Written task:
Please answer these questions about the gettimeofday02 thread below:
(a) On which two kernel versions was the error reproduced?
(b) On what kind of machine could the failure not be reproduced?
(c) What cause does the first reply give for the failure?

2002-11-12 22:07:49

by Paul Larson

[permalink] [raw]
Subject: LTP - gettimeofday02 FAIL

I've been getting a somewhat random error in a few of the recent 2.5
kernels with SMP machines. I noticed this on a 2.5.47 bk pull, but I
was also able to reproduce it on 2.5.46. I haven't tried any earlier
kernels yet. The LTP gettimeofday02 test sometimes fails with this
message:
gettimeofday02 0 INFO : checking if gettimeofday is monotonous,
takes 30s
gettimeofday02 1 FAIL : Time is going backwards (old
1037138184.846333 vs new 1037138184.843346!

I have not been able to reproduce this on a single processor machine
though.

Basically, all the test does is:
gettimeofday(&tv1, NULL);
while(!done) {
gettimeofday(&tv2, NULL);
FAIL if tv2 < tv1
tv1 = tv2;
}

Any ideas on what could be causing this?

Thanks,
Paul Larson


Attachments:
signature.asc (240.00 B)
This is a digitally signed message part

2002-11-14 21:45:16

by Chris Wedgwood

[permalink] [raw]
Subject: Re: LTP - gettimeofday02 FAIL

On Tue, Nov 12, 2002 at 04:11:14PM -0600, Paul Larson wrote:

I have not been able to reproduce this on a single processor machine
though.

Basically, all the test does is:
gettimeofday(&tv1, NULL);
while(!done) {
gettimeofday(&tv2, NULL);
FAIL if tv2 < tv1
tv1 = tv2;
}

Any ideas on what could be causing this?


The TSC's aren't synchronized between CPUs.

This is becoming more and more of a problem and in-escapable on some
hardware so I'm starting to wonder if assuming the TSCs are even
roughly synchronized *anywhere* is a good idea.


--cw

2002-11-18 17:31:47

by Paul Larson

[permalink] [raw]
Subject: Re: LTP - gettimeofday02 FAIL

On Thu, 2002-11-14 at 15:52, Chris Wedgwood wrote:
> The TSC's aren't synchronized between CPUs.
>
> This is becoming more and more of a problem and in-escapable on some
> hardware so I'm starting to wonder if assuming the TSCs are even
> roughly synchronized *anywhere* is a good idea.

So this is a hardware issue? no way around this?

Extracted entries:

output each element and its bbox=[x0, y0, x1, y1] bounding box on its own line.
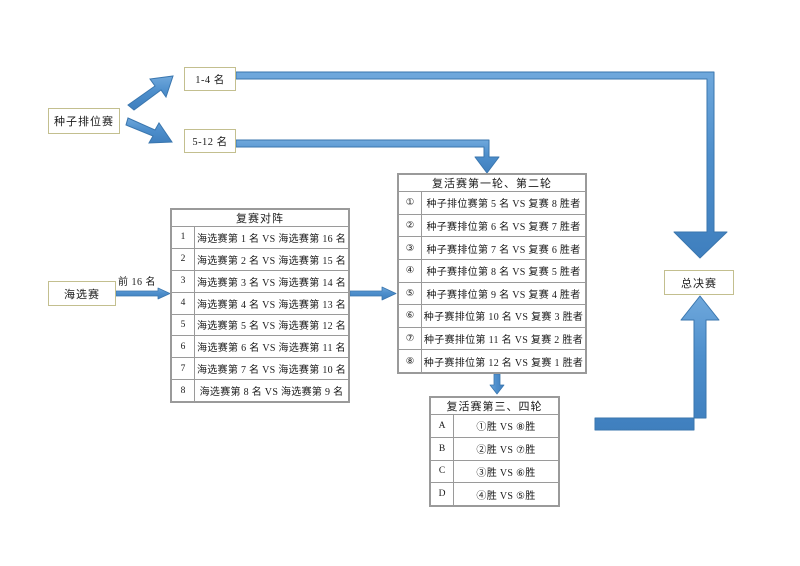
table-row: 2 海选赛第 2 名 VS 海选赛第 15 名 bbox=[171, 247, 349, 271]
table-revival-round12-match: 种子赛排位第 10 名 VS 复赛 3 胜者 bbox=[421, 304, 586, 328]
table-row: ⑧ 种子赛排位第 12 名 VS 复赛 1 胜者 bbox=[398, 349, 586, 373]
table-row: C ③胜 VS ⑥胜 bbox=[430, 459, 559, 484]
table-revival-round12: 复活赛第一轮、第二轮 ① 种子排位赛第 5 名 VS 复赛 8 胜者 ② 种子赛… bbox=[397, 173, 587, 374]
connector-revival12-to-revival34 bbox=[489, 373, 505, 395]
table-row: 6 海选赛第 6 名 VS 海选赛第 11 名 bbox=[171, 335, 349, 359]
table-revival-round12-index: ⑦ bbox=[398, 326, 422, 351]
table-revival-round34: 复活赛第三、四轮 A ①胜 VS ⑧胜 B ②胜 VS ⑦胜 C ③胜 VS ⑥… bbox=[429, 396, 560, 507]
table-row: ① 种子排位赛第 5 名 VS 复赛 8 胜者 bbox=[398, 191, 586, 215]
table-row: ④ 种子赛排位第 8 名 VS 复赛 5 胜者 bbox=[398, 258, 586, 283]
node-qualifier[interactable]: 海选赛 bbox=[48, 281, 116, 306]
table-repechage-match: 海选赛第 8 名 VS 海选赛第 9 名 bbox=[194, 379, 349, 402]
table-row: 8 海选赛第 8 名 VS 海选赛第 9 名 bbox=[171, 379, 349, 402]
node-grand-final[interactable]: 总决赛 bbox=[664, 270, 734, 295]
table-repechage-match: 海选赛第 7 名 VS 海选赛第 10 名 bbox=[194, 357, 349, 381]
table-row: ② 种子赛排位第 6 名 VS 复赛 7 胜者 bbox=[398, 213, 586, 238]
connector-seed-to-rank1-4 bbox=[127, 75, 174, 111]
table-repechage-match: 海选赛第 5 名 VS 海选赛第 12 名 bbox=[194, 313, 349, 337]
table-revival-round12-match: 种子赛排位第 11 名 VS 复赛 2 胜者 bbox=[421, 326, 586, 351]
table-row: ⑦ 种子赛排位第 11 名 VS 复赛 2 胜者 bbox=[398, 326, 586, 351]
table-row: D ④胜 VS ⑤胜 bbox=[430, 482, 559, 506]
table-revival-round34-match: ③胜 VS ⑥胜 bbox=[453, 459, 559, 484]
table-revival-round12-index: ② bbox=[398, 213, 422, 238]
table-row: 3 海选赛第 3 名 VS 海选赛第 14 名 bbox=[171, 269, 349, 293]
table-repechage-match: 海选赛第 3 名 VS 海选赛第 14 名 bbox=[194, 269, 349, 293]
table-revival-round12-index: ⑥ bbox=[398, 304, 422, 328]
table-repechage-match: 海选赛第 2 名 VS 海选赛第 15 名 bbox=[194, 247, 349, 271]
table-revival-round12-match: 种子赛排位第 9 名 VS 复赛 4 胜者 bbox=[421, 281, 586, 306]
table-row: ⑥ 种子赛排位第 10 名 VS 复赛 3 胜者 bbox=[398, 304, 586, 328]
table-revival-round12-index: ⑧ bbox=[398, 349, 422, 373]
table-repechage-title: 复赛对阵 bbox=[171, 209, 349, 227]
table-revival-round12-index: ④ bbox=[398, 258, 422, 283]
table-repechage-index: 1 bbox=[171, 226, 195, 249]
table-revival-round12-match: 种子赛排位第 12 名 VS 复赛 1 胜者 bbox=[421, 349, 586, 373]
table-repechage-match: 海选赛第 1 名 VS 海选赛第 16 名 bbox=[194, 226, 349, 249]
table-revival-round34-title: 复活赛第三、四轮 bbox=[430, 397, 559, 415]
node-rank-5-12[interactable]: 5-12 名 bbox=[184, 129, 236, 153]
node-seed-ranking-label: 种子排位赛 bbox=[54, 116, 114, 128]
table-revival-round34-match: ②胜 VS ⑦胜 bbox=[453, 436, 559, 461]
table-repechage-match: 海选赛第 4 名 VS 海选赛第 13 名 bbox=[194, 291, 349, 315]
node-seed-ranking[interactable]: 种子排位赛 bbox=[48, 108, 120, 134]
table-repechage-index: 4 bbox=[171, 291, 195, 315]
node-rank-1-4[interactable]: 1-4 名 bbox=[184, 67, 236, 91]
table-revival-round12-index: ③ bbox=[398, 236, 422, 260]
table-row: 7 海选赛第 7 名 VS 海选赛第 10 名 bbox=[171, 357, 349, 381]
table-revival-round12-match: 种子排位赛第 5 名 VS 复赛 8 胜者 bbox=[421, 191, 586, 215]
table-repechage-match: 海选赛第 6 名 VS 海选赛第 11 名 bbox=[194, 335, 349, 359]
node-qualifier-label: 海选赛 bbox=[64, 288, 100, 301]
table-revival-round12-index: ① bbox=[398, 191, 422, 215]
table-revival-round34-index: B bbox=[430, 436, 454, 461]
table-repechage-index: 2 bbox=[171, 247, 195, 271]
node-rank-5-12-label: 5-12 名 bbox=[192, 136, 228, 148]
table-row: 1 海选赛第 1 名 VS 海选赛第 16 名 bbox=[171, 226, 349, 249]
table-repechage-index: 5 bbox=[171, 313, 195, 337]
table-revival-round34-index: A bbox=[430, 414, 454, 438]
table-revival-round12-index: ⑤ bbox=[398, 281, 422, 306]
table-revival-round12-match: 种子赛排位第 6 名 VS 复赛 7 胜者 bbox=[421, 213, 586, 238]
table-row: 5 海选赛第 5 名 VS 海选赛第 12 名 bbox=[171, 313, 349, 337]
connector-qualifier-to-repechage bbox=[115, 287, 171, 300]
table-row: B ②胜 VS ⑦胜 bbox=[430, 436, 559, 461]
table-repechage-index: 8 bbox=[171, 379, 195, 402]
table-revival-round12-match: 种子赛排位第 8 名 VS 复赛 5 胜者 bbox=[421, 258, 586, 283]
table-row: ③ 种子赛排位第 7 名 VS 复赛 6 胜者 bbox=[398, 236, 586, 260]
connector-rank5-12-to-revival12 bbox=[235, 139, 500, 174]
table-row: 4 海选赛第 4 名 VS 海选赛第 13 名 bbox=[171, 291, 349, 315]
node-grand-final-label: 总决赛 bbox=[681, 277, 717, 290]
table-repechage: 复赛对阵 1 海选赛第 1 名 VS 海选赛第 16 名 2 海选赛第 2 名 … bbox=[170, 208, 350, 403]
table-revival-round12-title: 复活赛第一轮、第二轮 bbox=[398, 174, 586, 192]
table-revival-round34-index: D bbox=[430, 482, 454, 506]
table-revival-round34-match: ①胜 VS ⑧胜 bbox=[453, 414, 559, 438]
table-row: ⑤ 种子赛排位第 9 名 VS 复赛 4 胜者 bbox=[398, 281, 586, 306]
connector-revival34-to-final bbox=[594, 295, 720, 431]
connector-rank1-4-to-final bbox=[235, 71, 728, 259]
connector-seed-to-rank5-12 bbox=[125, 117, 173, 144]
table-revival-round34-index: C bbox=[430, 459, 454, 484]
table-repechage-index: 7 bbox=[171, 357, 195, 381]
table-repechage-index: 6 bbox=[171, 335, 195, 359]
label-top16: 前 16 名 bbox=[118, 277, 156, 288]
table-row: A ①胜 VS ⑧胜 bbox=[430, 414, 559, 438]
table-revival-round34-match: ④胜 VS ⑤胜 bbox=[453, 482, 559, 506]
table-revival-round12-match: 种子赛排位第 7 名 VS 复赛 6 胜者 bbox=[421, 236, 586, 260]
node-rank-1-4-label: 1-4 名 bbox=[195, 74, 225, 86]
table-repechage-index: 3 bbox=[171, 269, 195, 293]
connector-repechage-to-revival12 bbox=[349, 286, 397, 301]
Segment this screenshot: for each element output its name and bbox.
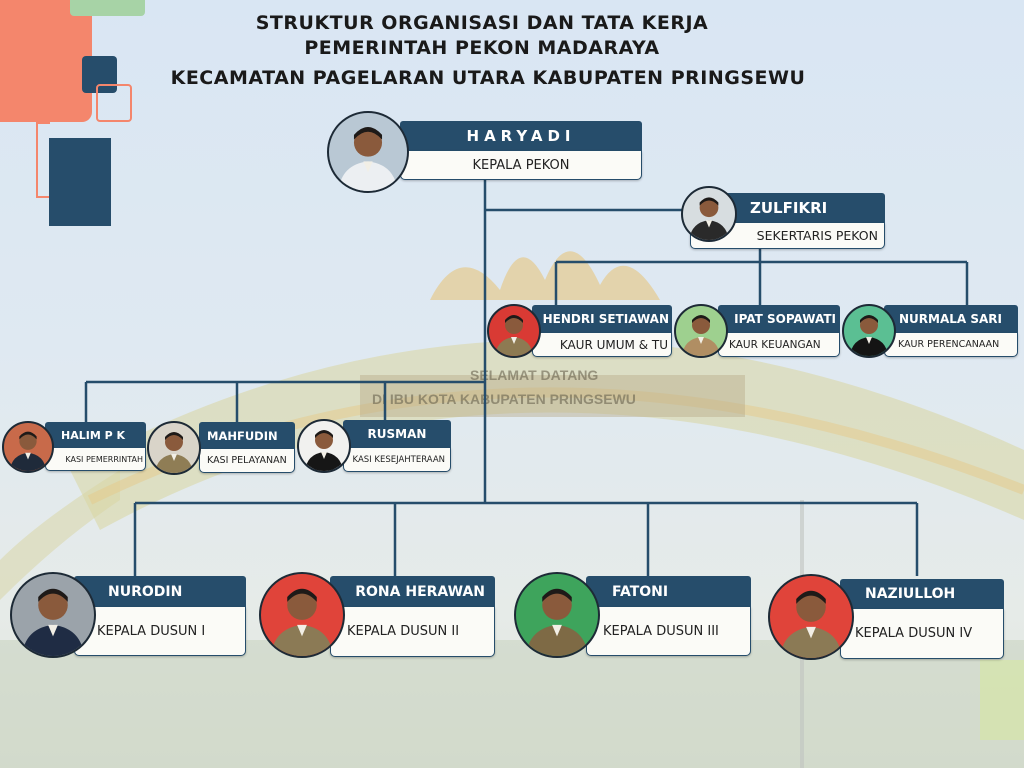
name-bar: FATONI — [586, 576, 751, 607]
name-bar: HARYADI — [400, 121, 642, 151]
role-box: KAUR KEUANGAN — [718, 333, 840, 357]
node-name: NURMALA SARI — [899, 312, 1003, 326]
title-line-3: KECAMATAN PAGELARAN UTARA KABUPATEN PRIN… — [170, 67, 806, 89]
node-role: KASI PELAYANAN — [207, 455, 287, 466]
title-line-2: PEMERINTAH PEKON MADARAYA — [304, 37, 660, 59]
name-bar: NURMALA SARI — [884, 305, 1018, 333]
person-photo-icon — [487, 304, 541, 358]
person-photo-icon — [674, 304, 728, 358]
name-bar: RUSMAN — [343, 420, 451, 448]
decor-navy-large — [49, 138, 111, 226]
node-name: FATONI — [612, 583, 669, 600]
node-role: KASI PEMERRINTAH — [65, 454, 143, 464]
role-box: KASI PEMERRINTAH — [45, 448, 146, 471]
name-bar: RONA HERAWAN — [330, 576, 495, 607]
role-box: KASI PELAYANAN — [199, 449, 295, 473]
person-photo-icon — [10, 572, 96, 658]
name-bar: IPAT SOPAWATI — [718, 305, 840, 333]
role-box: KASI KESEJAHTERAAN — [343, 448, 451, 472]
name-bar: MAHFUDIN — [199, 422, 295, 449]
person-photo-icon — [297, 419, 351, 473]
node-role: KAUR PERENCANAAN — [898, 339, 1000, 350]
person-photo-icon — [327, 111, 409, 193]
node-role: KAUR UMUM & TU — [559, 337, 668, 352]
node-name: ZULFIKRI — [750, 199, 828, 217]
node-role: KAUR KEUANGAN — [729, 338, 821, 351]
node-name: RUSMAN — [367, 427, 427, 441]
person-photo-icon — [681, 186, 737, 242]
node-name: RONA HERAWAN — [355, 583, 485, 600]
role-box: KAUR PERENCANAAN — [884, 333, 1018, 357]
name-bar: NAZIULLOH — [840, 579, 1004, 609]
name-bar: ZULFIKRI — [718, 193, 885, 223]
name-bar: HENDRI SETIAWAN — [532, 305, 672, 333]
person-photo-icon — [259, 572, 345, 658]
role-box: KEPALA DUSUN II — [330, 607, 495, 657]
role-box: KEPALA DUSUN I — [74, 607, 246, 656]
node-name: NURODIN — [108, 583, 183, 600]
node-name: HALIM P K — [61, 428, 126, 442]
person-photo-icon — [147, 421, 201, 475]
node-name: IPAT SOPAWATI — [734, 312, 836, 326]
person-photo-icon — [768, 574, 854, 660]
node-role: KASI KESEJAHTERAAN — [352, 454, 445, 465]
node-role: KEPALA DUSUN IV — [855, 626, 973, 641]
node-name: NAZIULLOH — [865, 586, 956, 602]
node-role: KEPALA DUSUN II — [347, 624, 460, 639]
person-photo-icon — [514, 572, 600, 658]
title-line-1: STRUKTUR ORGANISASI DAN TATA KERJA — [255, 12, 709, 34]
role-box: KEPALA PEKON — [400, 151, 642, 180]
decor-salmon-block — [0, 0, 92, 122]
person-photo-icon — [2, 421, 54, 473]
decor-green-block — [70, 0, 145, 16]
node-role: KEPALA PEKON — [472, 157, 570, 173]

Exercise output:
(a) A 2.5.47 bk pull and 2.5.46.
(b) A single processor machine.
(c) The TSCs aren't synchronized between CPUs.